PROMPT:
Collect all the lines that mention the word "this".

•••

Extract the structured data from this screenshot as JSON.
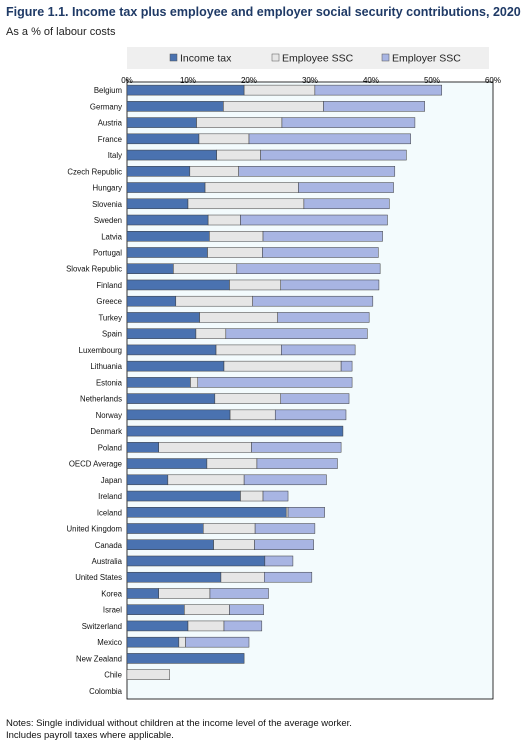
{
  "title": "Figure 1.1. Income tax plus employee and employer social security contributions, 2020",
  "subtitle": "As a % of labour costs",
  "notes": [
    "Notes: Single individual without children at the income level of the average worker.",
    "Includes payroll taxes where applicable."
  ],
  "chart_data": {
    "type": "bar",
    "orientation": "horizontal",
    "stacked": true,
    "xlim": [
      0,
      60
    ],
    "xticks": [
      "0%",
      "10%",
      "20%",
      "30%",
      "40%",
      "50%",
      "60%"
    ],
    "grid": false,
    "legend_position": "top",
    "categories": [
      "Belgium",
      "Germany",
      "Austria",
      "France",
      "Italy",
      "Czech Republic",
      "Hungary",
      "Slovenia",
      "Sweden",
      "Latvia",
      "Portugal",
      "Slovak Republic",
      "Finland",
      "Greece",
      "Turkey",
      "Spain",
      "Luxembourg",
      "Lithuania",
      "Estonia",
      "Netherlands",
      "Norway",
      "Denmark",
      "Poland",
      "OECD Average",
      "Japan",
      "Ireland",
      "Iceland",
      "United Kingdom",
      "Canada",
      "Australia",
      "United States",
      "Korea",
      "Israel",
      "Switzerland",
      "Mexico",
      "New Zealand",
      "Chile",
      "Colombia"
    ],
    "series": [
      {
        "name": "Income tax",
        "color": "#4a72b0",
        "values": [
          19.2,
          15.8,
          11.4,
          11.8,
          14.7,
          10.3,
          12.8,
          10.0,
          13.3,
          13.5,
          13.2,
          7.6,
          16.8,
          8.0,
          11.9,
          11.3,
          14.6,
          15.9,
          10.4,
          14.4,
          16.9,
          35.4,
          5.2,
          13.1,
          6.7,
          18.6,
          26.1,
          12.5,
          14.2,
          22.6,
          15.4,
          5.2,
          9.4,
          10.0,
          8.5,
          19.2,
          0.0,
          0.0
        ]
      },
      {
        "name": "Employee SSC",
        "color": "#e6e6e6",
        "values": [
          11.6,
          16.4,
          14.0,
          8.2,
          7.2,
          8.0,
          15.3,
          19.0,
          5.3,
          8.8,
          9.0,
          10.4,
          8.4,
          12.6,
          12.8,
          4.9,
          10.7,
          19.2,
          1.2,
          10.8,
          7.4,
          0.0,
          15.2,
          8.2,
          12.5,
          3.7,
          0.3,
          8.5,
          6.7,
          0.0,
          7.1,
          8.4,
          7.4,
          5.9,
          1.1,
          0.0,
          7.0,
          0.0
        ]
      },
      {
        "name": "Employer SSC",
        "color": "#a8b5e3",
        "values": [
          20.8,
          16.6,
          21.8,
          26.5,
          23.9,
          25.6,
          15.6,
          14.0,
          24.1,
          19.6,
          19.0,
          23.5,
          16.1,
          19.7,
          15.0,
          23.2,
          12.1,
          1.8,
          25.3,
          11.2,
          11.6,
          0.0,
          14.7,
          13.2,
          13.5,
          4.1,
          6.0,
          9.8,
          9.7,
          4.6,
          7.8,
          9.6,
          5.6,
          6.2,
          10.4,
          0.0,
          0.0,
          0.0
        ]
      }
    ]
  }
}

•••

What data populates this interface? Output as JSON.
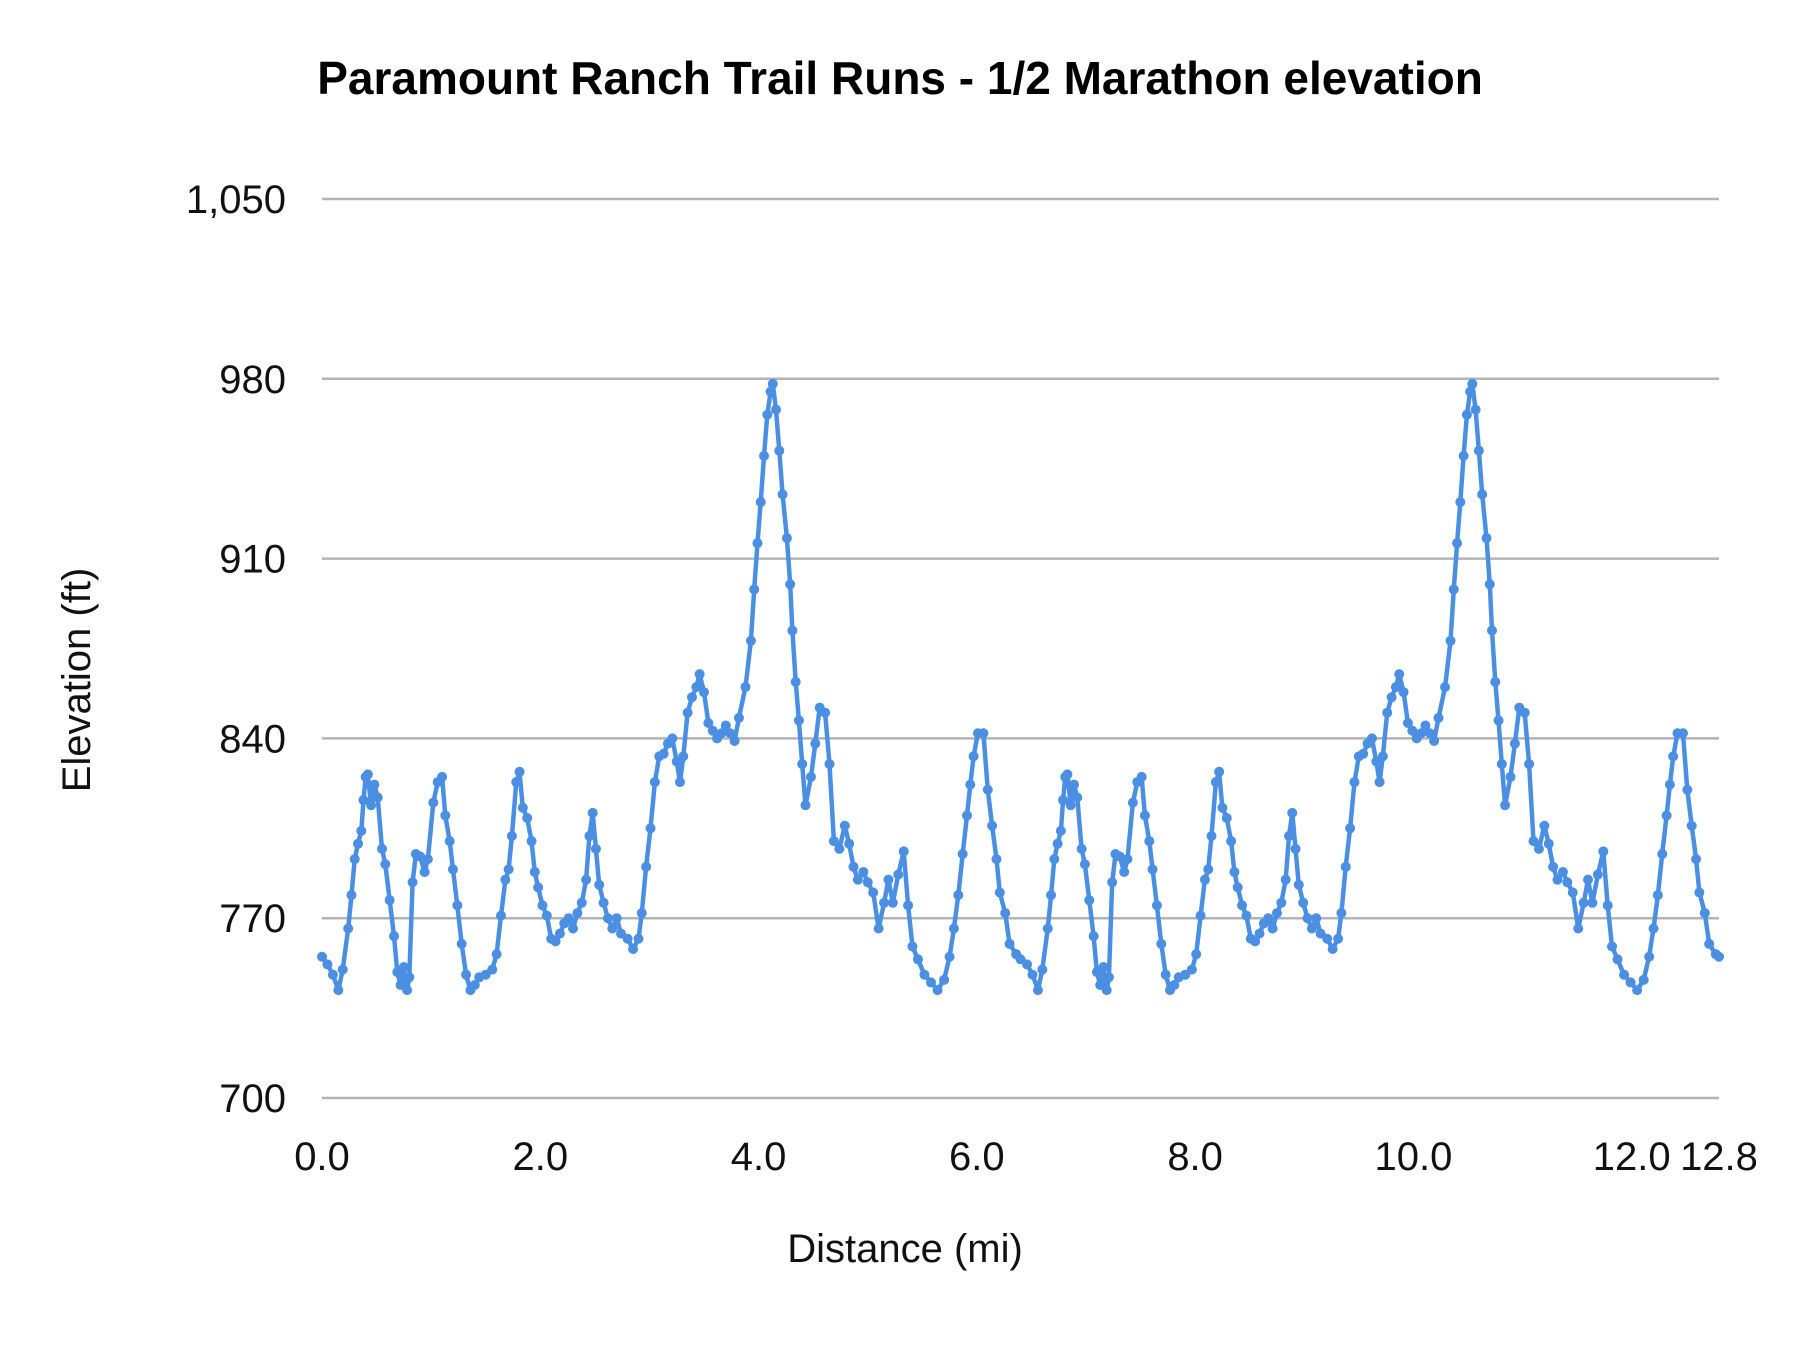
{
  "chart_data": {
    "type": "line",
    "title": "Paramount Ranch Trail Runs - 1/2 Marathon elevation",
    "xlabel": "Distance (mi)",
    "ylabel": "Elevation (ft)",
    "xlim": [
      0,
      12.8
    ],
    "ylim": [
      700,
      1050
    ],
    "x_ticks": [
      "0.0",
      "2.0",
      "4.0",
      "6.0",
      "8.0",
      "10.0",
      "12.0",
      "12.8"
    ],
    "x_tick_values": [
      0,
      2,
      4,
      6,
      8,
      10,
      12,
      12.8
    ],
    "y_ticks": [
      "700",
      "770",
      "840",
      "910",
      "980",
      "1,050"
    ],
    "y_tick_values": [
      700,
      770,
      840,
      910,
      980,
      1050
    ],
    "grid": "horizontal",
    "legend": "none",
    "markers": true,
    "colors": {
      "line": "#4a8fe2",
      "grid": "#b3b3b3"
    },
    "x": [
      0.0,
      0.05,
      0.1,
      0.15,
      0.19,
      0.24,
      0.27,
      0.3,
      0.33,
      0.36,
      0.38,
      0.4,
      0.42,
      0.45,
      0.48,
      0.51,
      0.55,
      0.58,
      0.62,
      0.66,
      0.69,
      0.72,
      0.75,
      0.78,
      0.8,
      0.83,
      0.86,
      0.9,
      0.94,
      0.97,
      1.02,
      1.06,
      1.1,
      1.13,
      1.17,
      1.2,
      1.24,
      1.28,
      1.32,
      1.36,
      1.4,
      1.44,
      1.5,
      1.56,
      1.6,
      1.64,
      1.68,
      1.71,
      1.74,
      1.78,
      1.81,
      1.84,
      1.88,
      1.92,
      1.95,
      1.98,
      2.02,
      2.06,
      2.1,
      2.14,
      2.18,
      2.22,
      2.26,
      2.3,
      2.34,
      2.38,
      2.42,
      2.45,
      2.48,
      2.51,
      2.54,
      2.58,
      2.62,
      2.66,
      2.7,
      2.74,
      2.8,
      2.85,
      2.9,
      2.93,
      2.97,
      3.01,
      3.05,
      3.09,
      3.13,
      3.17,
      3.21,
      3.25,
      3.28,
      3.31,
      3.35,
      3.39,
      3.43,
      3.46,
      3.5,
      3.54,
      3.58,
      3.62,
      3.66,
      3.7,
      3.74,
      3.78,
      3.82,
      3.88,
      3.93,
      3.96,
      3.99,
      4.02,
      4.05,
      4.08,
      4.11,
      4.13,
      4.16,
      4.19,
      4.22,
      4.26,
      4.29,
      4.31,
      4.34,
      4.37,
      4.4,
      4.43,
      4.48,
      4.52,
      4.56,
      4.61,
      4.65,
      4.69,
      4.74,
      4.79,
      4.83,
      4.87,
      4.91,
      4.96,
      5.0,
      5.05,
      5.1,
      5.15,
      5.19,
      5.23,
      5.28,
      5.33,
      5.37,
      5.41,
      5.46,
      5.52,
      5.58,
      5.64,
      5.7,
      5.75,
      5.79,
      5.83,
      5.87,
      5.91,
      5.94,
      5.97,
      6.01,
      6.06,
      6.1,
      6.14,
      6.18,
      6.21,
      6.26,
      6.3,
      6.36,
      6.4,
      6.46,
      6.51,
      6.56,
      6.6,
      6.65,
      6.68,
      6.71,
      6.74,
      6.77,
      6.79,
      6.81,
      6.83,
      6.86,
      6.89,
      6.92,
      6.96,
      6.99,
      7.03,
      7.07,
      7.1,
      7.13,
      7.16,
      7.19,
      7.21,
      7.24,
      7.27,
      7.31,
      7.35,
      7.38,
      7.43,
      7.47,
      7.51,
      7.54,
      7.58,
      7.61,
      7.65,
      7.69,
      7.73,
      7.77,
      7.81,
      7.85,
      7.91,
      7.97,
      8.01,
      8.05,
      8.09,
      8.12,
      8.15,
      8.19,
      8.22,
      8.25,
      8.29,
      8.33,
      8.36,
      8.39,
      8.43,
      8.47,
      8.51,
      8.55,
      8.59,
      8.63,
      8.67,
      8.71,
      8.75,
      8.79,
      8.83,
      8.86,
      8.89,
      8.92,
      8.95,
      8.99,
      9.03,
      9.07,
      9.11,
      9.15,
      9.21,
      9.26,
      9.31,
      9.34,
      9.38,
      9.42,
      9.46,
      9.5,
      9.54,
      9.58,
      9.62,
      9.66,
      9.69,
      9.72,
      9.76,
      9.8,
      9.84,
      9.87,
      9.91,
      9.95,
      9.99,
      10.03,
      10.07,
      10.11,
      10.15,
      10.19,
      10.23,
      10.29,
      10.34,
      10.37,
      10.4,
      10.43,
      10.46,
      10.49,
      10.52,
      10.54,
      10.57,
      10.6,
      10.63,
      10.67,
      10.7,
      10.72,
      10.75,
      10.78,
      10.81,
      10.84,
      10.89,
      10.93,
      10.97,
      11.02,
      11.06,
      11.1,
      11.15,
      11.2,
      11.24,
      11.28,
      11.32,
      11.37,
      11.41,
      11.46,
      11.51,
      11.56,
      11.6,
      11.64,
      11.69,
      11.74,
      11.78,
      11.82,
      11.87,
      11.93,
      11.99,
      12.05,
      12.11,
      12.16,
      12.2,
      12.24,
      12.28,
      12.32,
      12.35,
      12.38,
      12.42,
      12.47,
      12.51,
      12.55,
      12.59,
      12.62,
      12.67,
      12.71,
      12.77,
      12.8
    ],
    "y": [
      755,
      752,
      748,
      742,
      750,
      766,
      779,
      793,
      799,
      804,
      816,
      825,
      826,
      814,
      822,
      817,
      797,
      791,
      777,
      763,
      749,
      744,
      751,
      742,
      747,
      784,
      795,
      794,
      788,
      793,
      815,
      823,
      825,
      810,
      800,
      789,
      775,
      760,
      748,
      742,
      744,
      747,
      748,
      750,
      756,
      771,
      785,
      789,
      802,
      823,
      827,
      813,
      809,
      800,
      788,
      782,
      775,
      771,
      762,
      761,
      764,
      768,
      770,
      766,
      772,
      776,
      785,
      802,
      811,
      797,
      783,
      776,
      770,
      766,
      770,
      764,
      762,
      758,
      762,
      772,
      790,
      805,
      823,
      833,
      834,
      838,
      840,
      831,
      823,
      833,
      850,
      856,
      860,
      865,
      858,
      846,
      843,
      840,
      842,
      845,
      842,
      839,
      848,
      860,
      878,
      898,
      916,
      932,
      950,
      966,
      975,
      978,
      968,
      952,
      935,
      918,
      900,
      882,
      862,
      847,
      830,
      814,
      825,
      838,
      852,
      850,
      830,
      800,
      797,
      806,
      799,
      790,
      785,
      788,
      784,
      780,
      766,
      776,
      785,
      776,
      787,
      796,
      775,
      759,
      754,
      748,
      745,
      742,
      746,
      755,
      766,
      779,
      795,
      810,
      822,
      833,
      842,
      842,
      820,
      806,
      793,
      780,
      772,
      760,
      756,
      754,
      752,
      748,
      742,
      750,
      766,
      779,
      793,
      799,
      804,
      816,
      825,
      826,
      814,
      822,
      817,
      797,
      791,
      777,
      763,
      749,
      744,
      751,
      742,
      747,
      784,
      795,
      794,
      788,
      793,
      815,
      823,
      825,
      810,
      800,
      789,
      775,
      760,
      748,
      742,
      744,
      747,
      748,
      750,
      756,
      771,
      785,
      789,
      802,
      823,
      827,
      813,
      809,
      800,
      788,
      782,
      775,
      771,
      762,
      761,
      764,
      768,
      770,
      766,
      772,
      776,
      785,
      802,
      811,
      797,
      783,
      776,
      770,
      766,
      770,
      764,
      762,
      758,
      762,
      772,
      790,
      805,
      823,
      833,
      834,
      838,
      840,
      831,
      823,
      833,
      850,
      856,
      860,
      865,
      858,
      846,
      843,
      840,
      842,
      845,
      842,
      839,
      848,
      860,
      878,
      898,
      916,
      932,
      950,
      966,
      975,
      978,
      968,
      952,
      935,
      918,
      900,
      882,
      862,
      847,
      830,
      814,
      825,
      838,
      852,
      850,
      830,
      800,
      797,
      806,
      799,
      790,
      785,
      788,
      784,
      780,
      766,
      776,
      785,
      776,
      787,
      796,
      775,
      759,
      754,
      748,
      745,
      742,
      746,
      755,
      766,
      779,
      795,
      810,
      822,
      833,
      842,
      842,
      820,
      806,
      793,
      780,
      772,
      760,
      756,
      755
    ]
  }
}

•••

CORRECT ANSWER:
Extract the structured data from this screenshot as JSON.
What data populates this interface? Output as JSON.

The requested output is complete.